## EXERCISE INSTRUCTIONS
Copy whichever lines contain the string "otvorili".

Collected data entries
====================

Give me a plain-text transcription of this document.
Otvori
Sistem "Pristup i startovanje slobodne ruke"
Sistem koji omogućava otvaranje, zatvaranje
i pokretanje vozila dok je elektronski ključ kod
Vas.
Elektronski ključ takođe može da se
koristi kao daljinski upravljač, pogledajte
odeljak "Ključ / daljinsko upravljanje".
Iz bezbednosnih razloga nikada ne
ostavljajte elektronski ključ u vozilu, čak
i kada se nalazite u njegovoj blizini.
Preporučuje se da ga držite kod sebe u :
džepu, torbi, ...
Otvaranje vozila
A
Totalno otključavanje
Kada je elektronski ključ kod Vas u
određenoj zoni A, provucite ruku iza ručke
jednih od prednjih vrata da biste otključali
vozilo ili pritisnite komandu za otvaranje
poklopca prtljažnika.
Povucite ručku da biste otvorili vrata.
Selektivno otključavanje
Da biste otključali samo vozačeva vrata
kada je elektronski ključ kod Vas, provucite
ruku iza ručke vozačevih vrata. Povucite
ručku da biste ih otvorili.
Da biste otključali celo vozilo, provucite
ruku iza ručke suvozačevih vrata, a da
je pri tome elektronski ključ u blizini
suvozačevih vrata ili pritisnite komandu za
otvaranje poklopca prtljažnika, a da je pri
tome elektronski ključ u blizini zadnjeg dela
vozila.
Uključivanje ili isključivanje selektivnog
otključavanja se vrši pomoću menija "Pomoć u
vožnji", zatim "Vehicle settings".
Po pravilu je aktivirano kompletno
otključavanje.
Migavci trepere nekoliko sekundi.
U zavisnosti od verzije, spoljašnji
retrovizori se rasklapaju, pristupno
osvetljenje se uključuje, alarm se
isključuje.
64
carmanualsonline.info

====================

## RIGHT ANSWER
Povucite ručku da biste otvorili vrata.
ručku da biste ih otvorili.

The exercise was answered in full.